WORK TO COMPLETE: Every line in the listing is to be echoed verbatim.

RECORD EXTRACTS:

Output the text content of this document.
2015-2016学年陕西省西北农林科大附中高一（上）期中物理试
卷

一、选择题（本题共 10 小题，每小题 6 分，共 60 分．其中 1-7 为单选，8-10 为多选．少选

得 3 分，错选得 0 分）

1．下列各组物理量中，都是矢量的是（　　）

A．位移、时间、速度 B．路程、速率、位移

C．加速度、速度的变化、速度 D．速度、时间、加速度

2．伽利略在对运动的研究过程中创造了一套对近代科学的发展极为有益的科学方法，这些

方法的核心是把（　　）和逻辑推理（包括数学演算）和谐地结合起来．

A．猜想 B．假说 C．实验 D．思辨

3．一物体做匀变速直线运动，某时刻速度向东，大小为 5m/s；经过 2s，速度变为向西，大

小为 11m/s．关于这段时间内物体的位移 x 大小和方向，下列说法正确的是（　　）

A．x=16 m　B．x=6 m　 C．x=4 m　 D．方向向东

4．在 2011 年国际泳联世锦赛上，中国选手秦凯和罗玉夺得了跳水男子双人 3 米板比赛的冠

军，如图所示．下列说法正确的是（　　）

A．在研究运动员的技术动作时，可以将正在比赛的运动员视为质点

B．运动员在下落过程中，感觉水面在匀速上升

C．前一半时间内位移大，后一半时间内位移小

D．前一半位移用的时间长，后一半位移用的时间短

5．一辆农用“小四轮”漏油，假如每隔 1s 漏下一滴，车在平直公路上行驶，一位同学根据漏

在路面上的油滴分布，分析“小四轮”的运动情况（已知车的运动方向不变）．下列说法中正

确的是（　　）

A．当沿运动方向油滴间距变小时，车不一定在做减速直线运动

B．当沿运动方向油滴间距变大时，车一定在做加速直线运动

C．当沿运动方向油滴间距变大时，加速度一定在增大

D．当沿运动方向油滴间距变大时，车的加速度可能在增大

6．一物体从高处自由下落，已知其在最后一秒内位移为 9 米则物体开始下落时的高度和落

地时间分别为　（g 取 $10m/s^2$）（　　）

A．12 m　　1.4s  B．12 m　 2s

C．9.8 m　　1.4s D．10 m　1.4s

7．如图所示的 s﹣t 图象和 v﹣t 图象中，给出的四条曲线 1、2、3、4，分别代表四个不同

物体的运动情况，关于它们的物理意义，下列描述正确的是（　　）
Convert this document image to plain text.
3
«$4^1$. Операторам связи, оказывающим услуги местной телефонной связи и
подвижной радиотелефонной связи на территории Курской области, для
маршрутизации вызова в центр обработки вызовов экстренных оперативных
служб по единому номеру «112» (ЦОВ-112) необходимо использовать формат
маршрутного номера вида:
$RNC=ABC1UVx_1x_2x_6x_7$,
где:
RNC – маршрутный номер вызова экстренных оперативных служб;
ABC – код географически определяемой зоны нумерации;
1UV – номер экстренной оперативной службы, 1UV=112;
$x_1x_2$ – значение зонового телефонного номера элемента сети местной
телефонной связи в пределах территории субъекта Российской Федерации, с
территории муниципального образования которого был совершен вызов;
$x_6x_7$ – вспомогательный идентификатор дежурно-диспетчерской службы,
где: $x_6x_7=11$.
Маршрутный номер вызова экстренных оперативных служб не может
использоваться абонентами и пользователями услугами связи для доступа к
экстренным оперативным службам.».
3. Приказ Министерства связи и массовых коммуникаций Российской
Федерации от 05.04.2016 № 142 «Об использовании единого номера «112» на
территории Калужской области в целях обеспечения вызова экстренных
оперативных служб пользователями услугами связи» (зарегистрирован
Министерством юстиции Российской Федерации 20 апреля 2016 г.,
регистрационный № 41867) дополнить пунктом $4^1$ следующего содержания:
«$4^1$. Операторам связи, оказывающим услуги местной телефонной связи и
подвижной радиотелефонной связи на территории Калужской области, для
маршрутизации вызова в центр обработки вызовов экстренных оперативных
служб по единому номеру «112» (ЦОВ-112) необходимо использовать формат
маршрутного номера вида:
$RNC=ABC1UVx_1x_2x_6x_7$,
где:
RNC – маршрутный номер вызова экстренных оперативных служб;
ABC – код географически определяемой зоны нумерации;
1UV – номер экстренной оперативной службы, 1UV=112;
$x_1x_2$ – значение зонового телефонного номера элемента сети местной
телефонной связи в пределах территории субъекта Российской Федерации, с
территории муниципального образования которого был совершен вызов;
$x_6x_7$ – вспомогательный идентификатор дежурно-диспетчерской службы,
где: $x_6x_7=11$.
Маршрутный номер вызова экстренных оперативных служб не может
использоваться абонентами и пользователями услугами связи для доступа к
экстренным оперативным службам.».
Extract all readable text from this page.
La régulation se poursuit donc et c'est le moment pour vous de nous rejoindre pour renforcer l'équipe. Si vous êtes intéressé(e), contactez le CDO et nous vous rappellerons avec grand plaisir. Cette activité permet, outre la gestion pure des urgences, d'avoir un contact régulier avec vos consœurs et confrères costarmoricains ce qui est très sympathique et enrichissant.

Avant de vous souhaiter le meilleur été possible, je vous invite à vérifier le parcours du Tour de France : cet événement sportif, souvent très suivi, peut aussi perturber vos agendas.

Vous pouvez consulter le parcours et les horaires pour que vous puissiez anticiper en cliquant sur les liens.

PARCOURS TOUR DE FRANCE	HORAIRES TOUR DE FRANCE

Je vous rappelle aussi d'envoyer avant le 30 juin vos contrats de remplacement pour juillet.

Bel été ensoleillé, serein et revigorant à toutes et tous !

RESPONSE BELOW:
Output the text content of this document.
2015-2016学年陕西省西北农林科大附中高一（上）期中物理试
卷

一、选择题（本题共 10 小题，每小题 6 分，共 60 分．其中 1-7 为单选，8-10 为多选．少选

得 3 分，错选得 0 分）

1．下列各组物理量中，都是矢量的是（　　）

A．位移、时间、速度 B．路程、速率、位移

C．加速度、速度的变化、速度 D．速度、时间、加速度

2．伽利略在对运动的研究过程中创造了一套对近代科学的发展极为有益的科学方法，这些

方法的核心是把（　　）和逻辑推理（包括数学演算）和谐地结合起来．

A．猜想 B．假说 C．实验 D．思辨

3．一物体做匀变速直线运动，某时刻速度向东，大小为 5m/s；经过 2s，速度变为向西，大

小为 11m/s．关于这段时间内物体的位移 x 大小和方向，下列说法正确的是（　　）

A．x=16 m　B．x=6 m　 C．x=4 m　 D．方向向东

4．在 2011 年国际泳联世锦赛上，中国选手秦凯和罗玉夺得了跳水男子双人 3 米板比赛的冠

军，如图所示．下列说法正确的是（　　）

A．在研究运动员的技术动作时，可以将正在比赛的运动员视为质点

B．运动员在下落过程中，感觉水面在匀速上升

C．前一半时间内位移大，后一半时间内位移小

D．前一半位移用的时间长，后一半位移用的时间短

5．一辆农用“小四轮”漏油，假如每隔 1s 漏下一滴，车在平直公路上行驶，一位同学根据漏

在路面上的油滴分布，分析“小四轮”的运动情况（已知车的运动方向不变）．下列说法中正

确的是（　　）

A．当沿运动方向油滴间距变小时，车不一定在做减速直线运动

B．当沿运动方向油滴间距变大时，车一定在做加速直线运动

C．当沿运动方向油滴间距变大时，加速度一定在增大

D．当沿运动方向油滴间距变大时，车的加速度可能在增大

6．一物体从高处自由下落，已知其在最后一秒内位移为 9 米则物体开始下落时的高度和落

地时间分别为　（g 取 $10m/s^2$）（　　）

A．12 m　　1.4s  B．12 m　 2s

C．9.8 m　　1.4s D．10 m　1.4s

7．如图所示的 s﹣t 图象和 v﹣t 图象中，给出的四条曲线 1、2、3、4，分别代表四个不同

物体的运动情况，关于它们的物理意义，下列描述正确的是（　　）
Convert this document image to plain text.
3
«$4^1$. Операторам связи, оказывающим услуги местной телефонной связи и
подвижной радиотелефонной связи на территории Курской области, для
маршрутизации вызова в центр обработки вызовов экстренных оперативных
служб по единому номеру «112» (ЦОВ-112) необходимо использовать формат
маршрутного номера вида:
$RNC=ABC1UVx_1x_2x_6x_7$,
где:
RNC – маршрутный номер вызова экстренных оперативных служб;
ABC – код географически определяемой зоны нумерации;
1UV – номер экстренной оперативной службы, 1UV=112;
$x_1x_2$ – значение зонового телефонного номера элемента сети местной
телефонной связи в пределах территории субъекта Российской Федерации, с
территории муниципального образования которого был совершен вызов;
$x_6x_7$ – вспомогательный идентификатор дежурно-диспетчерской службы,
где: $x_6x_7=11$.
Маршрутный номер вызова экстренных оперативных служб не может
использоваться абонентами и пользователями услугами связи для доступа к
экстренным оперативным службам.».
3. Приказ Министерства связи и массовых коммуникаций Российской
Федерации от 05.04.2016 № 142 «Об использовании единого номера «112» на
территории Калужской области в целях обеспечения вызова экстренных
оперативных служб пользователями услугами связи» (зарегистрирован
Министерством юстиции Российской Федерации 20 апреля 2016 г.,
регистрационный № 41867) дополнить пунктом $4^1$ следующего содержания:
«$4^1$. Операторам связи, оказывающим услуги местной телефонной связи и
подвижной радиотелефонной связи на территории Калужской области, для
маршрутизации вызова в центр обработки вызовов экстренных оперативных
служб по единому номеру «112» (ЦОВ-112) необходимо использовать формат
маршрутного номера вида:
$RNC=ABC1UVx_1x_2x_6x_7$,
где:
RNC – маршрутный номер вызова экстренных оперативных служб;
ABC – код географически определяемой зоны нумерации;
1UV – номер экстренной оперативной службы, 1UV=112;
$x_1x_2$ – значение зонового телефонного номера элемента сети местной
телефонной связи в пределах территории субъекта Российской Федерации, с
территории муниципального образования которого был совершен вызов;
$x_6x_7$ – вспомогательный идентификатор дежурно-диспетчерской службы,
где: $x_6x_7=11$.
Маршрутный номер вызова экстренных оперативных служб не может
использоваться абонентами и пользователями услугами связи для доступа к
экстренным оперативным службам.».
Extract all readable text from this page.
La régulation se poursuit donc et c'est le moment pour vous de nous rejoindre pour renforcer l'équipe. Si vous êtes intéressé(e), contactez le CDO et nous vous rappellerons avec grand plaisir. Cette activité permet, outre la gestion pure des urgences, d'avoir un contact régulier avec vos consœurs et confrères costarmoricains ce qui est très sympathique et enrichissant.

Avant de vous souhaiter le meilleur été possible, je vous invite à vérifier le parcours du Tour de France : cet événement sportif, souvent très suivi, peut aussi perturber vos agendas.

Vous pouvez consulter le parcours et les horaires pour que vous puissiez anticiper en cliquant sur les liens.

PARCOURS TOUR DE FRANCE	HORAIRES TOUR DE FRANCE

Je vous rappelle aussi d'envoyer avant le 30 juin vos contrats de remplacement pour juillet.

Bel été ensoleillé, serein et revigorant à toutes et tous !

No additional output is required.